# THE EXERCISE
In the listing below, pick out lines with "Statistics".

** start MATERIAL FOR THE TASK **

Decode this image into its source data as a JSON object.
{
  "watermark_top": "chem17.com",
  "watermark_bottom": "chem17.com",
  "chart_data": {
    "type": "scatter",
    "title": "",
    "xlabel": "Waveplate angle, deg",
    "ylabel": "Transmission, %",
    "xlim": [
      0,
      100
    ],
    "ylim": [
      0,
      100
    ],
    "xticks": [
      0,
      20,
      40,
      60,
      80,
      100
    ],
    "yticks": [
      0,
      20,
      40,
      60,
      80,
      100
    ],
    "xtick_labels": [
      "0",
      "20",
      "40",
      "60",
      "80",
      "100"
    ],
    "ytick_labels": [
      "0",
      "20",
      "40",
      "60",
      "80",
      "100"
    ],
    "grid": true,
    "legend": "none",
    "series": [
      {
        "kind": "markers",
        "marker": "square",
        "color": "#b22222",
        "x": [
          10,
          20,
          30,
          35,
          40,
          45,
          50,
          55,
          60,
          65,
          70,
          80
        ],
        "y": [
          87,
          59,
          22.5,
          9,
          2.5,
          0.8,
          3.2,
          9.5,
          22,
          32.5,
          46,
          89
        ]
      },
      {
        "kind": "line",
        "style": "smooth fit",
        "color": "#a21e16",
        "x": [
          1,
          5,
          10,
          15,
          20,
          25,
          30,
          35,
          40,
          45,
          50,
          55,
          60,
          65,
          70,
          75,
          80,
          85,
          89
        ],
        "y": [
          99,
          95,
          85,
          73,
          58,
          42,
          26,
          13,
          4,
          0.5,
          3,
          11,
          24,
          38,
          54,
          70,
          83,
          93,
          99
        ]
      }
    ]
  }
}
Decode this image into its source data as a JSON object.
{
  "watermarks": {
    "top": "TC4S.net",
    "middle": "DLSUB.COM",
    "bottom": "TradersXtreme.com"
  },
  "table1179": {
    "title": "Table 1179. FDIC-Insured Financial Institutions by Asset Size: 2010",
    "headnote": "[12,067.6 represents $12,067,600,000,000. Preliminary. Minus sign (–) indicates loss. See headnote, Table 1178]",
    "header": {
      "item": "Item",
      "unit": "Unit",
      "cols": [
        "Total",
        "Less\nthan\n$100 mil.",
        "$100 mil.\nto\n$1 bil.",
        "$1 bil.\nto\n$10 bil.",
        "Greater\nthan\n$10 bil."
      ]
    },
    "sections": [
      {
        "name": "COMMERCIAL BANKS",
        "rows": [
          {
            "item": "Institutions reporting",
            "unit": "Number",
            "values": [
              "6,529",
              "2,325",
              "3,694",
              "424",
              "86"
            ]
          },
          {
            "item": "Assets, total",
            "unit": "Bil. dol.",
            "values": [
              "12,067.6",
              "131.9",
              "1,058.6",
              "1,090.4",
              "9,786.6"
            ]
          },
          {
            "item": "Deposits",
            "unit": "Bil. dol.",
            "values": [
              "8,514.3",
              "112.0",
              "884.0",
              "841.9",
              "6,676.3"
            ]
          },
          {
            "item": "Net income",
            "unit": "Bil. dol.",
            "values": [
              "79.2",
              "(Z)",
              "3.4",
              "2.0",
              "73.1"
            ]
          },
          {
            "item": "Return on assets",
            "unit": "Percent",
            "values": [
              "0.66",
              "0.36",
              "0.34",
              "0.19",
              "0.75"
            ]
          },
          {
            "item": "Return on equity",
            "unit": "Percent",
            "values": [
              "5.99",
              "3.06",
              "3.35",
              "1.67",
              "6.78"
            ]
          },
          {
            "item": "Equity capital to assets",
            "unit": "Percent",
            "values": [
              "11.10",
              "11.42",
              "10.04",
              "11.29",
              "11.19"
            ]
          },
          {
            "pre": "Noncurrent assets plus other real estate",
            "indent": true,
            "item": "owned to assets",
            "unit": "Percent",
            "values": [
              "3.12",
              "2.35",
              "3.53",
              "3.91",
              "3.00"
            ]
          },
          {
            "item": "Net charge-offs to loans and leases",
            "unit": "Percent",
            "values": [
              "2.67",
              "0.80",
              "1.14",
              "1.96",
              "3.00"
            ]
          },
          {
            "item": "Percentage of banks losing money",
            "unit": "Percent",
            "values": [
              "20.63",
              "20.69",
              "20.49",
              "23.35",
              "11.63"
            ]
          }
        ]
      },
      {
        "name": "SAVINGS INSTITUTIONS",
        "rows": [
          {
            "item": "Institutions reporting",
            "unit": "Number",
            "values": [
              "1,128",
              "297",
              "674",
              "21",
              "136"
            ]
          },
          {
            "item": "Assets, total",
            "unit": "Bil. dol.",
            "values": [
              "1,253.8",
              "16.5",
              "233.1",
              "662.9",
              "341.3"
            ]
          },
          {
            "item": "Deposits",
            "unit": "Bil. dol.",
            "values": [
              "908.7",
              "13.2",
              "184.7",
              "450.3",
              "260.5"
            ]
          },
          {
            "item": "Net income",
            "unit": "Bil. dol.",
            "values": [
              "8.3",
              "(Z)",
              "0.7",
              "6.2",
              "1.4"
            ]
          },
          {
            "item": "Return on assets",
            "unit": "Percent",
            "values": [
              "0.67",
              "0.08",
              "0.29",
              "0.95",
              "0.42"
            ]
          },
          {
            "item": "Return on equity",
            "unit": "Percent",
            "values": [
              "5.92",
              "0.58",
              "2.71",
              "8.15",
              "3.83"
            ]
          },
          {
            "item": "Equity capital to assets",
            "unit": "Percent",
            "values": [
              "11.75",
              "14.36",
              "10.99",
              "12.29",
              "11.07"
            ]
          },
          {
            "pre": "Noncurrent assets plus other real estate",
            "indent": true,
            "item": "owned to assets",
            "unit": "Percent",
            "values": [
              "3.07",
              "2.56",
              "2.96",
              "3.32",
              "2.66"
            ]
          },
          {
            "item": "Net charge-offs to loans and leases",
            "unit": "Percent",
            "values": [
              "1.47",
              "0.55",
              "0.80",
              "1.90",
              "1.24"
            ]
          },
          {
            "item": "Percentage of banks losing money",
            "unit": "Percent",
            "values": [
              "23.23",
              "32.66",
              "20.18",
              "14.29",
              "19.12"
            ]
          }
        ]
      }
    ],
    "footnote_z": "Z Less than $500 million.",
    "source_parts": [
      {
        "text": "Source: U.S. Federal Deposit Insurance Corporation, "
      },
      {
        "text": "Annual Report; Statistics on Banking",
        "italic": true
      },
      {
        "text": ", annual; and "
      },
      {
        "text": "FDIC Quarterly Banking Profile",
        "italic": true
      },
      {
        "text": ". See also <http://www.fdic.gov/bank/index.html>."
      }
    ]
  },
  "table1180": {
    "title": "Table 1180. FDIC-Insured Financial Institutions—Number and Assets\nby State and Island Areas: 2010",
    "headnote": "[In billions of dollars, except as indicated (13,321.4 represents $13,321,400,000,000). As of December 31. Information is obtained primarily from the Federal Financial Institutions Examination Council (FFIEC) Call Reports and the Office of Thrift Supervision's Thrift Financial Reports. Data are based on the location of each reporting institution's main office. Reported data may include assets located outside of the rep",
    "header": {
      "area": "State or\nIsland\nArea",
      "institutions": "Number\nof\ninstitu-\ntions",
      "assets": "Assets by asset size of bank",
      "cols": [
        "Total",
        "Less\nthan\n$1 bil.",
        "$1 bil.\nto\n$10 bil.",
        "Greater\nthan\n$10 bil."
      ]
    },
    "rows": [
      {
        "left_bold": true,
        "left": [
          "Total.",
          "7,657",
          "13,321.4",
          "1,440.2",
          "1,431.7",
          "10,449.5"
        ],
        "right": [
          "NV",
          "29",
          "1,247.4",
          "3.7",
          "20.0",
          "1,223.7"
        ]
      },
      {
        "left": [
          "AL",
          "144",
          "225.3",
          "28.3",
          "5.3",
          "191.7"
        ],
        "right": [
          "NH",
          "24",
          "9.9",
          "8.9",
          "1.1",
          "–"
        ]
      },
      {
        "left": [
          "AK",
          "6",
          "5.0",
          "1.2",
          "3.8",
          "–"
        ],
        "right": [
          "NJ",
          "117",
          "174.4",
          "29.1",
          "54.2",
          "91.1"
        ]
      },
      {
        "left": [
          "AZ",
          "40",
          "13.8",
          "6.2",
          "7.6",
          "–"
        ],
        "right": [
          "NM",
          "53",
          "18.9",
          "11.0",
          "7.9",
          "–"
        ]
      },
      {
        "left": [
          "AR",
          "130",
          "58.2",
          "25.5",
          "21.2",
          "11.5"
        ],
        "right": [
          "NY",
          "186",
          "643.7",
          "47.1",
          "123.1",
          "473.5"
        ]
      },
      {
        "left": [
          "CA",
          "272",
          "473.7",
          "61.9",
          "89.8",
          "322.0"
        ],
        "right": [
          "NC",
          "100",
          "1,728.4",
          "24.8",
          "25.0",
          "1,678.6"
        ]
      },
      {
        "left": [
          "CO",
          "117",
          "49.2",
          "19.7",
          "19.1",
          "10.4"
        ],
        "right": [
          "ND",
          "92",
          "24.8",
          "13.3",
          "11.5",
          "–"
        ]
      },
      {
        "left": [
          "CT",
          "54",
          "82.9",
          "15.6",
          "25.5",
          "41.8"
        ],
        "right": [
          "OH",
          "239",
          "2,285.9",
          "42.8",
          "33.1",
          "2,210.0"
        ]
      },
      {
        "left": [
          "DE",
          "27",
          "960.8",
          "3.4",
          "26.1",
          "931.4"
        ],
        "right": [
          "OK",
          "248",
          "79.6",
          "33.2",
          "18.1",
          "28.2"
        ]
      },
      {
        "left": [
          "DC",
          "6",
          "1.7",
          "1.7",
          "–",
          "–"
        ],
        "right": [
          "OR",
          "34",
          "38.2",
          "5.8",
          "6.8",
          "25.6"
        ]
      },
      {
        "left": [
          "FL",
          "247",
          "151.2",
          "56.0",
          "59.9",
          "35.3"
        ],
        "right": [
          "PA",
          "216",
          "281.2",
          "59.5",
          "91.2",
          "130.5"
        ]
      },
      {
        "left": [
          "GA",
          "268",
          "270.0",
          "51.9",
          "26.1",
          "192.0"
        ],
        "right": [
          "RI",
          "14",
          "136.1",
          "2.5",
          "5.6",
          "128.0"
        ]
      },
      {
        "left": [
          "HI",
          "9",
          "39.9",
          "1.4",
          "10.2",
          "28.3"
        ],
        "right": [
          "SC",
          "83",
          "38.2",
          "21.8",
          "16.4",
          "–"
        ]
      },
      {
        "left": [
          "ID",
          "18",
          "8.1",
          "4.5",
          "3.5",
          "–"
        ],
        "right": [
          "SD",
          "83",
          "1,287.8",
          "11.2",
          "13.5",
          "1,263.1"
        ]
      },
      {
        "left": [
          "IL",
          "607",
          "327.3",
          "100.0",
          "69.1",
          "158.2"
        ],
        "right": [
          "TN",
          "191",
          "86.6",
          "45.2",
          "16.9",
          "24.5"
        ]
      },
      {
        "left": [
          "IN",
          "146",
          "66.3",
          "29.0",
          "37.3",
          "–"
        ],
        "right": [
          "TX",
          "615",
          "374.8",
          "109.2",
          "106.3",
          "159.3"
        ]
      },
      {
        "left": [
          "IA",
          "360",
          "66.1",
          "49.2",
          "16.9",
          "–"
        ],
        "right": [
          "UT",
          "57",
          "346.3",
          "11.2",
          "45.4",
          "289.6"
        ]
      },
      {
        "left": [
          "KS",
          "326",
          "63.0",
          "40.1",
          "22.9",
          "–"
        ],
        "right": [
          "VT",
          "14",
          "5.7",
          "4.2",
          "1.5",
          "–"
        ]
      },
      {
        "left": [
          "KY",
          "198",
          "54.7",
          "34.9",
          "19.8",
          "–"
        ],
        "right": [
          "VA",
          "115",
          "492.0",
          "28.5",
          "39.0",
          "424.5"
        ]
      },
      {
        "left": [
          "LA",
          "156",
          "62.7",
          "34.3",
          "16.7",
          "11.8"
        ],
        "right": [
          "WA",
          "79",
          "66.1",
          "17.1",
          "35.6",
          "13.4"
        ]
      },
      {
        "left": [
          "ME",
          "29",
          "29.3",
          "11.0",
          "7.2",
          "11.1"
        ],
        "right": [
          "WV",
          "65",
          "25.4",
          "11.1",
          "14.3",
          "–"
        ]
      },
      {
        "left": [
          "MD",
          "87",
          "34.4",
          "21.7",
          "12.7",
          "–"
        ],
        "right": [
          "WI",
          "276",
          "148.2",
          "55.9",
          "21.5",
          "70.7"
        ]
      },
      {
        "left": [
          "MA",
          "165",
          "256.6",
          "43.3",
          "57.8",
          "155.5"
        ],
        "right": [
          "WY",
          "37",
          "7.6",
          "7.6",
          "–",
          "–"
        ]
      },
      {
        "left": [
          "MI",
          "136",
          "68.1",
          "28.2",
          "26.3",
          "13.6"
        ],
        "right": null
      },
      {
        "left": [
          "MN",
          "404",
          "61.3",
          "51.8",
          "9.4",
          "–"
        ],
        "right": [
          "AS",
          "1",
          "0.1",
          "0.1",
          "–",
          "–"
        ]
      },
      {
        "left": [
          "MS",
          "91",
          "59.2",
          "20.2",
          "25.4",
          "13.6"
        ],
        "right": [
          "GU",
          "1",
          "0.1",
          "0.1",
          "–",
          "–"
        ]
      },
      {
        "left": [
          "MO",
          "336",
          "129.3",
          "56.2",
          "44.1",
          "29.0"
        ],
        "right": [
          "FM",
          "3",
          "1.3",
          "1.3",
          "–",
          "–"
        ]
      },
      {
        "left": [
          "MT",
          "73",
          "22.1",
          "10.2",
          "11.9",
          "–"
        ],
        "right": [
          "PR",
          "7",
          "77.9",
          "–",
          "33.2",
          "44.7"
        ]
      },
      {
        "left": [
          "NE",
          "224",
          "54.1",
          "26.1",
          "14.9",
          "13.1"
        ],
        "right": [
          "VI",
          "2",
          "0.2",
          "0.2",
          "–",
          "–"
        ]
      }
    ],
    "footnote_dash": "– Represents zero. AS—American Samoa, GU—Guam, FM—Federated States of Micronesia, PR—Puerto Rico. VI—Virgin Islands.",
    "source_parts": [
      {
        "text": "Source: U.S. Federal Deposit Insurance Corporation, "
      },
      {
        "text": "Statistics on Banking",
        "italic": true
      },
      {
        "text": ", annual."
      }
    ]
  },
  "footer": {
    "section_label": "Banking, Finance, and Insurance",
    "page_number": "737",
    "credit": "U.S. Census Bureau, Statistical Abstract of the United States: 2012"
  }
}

** end MATERIAL FOR THE TASK **

# TASK RESPONSE
        "text": "Annual Report; Statistics on Banking",
        "text": "Statistics on Banking",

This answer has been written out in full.